Identify the lines that contain the string "year" and copy all of them.

──────── Data supplied ────────

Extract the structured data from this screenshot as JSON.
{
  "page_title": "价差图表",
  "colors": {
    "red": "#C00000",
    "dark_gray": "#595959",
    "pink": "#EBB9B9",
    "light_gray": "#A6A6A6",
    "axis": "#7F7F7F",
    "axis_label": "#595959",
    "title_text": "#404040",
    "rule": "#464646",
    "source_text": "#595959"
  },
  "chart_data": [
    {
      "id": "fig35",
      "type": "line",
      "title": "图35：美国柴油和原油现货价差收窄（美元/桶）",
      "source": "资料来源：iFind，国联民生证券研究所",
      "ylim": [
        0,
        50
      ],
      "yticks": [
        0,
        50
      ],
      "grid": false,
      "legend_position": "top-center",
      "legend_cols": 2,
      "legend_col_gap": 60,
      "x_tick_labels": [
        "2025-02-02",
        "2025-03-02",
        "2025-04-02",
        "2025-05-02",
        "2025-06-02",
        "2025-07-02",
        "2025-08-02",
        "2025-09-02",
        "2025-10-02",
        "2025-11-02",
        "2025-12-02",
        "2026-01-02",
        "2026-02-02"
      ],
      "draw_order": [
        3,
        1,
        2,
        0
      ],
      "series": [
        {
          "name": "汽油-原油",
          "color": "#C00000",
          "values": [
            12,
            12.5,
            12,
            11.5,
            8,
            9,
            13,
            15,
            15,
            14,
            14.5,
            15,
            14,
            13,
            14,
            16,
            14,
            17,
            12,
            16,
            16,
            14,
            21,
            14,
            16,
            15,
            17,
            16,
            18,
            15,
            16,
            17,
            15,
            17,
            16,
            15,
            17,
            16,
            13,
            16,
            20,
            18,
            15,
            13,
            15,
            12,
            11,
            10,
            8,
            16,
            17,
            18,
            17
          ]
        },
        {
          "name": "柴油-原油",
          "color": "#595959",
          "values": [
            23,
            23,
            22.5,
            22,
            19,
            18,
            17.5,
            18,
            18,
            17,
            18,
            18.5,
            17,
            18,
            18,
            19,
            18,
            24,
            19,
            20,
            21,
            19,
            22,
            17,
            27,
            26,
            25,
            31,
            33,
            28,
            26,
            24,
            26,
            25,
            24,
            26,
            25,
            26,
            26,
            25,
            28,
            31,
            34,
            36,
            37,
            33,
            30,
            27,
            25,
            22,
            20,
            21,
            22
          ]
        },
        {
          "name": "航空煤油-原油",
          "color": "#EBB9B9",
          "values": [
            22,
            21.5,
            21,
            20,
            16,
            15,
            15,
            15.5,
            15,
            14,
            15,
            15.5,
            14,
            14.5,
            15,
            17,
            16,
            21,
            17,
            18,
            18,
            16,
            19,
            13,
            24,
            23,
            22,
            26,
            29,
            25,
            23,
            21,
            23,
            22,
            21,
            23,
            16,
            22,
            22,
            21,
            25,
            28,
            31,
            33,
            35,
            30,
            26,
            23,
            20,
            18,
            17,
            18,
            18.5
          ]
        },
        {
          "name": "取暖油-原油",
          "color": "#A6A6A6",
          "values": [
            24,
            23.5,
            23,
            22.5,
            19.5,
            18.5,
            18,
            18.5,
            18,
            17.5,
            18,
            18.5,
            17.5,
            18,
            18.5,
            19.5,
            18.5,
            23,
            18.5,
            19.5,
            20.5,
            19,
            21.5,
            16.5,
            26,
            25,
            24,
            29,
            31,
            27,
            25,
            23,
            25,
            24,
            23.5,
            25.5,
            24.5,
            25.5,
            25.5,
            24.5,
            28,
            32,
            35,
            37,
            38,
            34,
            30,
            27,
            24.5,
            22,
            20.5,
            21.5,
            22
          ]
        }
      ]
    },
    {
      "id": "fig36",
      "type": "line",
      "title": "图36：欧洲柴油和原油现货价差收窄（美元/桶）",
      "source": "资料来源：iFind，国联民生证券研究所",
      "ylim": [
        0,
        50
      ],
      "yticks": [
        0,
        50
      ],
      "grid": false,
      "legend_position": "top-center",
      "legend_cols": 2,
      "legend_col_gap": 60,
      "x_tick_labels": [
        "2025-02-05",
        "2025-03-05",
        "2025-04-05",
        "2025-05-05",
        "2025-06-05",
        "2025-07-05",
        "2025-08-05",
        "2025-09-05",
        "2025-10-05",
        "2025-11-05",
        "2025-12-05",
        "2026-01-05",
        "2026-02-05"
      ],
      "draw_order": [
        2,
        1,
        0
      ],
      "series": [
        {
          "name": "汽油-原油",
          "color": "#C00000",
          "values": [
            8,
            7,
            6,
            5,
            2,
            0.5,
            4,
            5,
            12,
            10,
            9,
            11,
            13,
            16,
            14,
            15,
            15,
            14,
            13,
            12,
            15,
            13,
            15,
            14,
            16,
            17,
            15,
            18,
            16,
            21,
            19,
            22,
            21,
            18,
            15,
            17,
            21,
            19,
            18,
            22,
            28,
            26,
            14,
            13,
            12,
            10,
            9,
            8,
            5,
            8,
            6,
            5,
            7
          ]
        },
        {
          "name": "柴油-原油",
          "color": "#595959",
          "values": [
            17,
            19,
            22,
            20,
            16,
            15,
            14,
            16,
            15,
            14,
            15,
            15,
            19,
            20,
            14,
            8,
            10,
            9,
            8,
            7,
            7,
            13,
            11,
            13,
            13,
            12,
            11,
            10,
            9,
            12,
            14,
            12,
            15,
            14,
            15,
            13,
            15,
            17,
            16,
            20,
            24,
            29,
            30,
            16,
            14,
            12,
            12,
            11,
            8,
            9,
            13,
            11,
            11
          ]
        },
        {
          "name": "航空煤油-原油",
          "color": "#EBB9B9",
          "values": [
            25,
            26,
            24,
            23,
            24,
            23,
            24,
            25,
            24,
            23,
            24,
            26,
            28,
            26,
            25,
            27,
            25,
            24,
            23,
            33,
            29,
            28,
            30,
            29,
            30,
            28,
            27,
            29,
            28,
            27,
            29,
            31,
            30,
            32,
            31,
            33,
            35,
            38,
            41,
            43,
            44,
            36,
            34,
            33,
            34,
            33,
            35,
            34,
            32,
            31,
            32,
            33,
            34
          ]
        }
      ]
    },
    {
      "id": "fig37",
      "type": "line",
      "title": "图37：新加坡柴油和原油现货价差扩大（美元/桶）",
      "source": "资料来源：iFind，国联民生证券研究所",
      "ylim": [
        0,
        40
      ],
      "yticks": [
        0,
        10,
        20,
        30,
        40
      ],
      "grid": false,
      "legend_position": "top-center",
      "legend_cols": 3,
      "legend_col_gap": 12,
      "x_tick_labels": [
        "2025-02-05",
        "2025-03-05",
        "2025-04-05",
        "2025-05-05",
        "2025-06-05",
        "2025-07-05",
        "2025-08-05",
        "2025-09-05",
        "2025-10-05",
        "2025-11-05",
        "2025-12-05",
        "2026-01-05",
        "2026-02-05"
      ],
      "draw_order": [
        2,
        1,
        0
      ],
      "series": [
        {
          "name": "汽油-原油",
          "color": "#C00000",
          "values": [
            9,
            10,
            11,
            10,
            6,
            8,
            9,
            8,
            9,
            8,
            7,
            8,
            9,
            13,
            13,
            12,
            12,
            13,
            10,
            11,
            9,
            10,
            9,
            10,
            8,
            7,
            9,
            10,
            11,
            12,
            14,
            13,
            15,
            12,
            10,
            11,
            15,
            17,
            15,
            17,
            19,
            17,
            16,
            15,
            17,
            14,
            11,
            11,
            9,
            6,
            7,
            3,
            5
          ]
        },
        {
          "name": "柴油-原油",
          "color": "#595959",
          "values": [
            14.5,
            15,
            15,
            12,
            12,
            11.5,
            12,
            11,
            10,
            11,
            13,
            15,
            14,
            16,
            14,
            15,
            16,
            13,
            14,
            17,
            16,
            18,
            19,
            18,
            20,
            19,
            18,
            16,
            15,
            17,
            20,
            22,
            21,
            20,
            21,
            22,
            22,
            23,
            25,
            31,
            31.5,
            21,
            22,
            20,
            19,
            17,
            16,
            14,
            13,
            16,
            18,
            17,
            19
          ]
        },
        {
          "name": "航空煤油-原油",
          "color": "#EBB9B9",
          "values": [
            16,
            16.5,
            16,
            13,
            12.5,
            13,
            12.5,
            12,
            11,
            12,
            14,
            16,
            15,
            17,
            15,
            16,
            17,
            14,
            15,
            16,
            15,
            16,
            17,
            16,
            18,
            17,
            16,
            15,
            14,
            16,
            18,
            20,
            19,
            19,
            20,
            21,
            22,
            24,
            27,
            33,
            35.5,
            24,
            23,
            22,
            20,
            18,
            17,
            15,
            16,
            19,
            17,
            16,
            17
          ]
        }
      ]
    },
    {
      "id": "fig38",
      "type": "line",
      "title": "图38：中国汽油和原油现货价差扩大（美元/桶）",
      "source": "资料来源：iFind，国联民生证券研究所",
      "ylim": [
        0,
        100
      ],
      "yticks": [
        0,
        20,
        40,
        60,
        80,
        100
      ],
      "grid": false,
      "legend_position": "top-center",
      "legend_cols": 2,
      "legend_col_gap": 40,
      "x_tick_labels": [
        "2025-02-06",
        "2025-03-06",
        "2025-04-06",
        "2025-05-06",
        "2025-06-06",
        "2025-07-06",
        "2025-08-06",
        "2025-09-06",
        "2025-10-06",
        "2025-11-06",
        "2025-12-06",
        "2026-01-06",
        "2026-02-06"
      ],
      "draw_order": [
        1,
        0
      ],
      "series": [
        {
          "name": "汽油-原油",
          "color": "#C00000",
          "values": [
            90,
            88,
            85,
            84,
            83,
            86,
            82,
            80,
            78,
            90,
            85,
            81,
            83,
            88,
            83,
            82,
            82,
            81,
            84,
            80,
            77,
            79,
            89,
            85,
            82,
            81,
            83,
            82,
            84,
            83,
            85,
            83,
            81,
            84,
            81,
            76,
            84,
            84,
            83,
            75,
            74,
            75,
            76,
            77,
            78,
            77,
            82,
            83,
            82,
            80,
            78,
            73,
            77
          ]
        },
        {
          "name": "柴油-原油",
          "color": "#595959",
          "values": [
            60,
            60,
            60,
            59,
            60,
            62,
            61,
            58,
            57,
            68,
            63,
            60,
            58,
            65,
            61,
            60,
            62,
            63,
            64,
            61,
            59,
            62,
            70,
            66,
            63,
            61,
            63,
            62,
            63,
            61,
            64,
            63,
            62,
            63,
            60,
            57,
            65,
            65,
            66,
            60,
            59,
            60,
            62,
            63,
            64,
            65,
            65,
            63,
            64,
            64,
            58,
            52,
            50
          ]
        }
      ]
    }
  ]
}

────────
──────── Data supplied ────────

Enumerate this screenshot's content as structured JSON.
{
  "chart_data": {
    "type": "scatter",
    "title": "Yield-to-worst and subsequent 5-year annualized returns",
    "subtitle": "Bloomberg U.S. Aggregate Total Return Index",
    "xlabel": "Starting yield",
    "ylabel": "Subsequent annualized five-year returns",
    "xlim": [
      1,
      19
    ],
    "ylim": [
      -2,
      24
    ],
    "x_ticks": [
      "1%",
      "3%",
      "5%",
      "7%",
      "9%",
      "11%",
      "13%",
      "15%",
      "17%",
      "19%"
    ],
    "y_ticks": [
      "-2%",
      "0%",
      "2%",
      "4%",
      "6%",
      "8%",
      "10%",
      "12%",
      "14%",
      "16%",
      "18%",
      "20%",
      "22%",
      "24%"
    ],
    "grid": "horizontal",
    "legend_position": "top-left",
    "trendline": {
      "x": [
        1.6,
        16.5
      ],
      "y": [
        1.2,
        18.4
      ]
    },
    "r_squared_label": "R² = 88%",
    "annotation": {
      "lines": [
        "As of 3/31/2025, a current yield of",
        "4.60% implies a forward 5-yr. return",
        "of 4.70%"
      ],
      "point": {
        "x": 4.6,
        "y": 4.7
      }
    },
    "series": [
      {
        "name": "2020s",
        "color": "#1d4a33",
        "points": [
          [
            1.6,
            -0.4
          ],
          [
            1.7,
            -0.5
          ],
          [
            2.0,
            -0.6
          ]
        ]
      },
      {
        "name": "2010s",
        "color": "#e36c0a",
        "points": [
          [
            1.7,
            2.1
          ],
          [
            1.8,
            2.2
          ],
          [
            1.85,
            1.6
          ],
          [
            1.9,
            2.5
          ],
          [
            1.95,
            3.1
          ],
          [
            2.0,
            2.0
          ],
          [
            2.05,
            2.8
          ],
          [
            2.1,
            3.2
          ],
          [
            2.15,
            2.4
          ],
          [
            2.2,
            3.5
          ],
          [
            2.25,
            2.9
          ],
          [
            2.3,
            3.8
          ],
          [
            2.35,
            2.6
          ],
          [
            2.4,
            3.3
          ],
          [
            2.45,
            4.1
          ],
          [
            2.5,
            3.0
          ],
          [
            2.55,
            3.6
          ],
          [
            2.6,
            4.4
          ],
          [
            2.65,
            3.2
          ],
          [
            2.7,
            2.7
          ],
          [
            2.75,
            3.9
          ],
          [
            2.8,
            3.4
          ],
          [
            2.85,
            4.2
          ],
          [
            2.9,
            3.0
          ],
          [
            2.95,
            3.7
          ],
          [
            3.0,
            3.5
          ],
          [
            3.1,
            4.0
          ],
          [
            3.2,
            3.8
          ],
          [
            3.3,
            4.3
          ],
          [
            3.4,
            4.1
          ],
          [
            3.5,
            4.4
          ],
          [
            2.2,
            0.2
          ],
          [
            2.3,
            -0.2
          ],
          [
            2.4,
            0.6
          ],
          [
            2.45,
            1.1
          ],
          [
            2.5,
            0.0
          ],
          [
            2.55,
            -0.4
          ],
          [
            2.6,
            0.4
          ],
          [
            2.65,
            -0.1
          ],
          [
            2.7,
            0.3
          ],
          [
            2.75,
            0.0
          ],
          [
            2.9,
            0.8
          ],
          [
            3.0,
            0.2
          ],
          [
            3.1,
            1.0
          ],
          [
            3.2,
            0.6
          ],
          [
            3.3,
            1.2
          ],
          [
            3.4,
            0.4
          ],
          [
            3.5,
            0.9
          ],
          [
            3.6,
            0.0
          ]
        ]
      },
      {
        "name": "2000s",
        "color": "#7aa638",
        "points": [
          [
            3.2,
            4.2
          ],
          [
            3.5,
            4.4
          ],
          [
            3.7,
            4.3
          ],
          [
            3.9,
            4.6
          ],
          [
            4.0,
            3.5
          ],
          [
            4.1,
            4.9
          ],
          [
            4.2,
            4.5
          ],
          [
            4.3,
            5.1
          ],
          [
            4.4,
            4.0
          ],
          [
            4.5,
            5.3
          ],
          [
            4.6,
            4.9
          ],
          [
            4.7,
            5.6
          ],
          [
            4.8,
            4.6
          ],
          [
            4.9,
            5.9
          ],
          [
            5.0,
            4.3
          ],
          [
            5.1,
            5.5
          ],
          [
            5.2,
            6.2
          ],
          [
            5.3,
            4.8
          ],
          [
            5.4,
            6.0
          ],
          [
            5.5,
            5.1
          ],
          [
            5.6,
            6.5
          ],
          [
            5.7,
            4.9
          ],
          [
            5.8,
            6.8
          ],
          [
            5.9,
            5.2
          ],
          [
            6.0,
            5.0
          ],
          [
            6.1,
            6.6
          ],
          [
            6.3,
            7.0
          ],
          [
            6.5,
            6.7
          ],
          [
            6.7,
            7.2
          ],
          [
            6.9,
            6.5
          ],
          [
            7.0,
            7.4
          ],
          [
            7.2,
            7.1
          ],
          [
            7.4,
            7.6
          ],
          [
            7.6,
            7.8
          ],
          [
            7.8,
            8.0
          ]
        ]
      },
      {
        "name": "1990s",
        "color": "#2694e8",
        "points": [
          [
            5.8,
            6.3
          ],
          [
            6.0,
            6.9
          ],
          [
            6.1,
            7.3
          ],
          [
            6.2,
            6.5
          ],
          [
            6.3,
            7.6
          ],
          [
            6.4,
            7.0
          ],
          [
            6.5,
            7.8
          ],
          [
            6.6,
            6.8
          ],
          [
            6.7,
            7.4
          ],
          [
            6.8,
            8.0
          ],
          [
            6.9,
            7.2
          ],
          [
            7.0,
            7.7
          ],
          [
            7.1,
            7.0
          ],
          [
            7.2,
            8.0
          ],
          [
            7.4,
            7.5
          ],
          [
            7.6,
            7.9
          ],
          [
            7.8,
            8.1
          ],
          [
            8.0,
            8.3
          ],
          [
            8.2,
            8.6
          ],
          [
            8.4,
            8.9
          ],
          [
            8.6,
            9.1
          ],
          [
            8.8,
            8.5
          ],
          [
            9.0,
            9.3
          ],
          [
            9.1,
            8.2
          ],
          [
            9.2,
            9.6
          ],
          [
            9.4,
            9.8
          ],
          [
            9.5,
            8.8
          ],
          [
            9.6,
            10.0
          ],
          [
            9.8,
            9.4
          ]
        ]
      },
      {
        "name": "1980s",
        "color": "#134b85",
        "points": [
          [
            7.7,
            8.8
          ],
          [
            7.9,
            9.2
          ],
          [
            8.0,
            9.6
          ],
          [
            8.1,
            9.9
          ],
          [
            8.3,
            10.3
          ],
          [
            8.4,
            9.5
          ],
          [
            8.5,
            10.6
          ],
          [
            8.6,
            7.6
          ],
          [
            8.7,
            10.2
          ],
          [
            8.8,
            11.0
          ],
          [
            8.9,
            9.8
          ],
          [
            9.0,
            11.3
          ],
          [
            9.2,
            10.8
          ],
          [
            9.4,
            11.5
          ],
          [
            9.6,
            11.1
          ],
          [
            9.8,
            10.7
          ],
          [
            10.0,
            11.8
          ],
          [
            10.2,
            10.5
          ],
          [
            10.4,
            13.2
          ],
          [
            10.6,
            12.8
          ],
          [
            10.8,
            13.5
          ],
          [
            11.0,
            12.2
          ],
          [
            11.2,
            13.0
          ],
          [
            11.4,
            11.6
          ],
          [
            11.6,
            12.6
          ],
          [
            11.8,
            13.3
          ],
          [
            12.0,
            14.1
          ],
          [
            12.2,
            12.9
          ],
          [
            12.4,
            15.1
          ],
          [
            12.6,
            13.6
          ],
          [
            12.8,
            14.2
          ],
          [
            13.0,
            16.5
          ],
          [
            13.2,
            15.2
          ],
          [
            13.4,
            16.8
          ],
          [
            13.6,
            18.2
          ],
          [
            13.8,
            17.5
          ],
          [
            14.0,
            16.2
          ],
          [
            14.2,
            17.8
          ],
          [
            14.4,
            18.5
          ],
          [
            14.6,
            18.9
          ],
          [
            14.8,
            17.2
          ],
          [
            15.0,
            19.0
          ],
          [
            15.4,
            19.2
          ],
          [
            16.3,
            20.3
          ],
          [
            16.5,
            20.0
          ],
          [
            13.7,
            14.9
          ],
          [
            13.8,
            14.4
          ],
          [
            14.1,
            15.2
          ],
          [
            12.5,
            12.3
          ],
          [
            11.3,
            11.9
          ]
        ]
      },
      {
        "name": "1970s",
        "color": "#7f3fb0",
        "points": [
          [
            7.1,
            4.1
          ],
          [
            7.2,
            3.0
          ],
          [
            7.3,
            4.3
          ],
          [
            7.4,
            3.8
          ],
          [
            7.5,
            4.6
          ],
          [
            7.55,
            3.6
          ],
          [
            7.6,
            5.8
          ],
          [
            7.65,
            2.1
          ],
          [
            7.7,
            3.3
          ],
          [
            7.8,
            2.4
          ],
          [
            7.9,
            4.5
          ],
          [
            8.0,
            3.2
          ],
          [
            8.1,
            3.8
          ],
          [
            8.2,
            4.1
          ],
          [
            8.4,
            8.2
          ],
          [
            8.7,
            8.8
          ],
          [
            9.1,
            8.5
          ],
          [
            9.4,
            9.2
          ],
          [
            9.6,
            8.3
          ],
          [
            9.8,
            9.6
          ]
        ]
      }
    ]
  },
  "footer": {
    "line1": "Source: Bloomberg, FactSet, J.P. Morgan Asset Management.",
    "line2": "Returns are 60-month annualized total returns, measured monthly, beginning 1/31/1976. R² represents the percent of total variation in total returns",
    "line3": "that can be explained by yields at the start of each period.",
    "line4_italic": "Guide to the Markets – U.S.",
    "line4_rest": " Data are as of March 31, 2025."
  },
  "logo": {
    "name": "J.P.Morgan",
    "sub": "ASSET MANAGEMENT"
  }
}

────────

→ Response below:
    "title": "Yield-to-worst and subsequent 5-year annualized returns",
    "ylabel": "Subsequent annualized five-year returns",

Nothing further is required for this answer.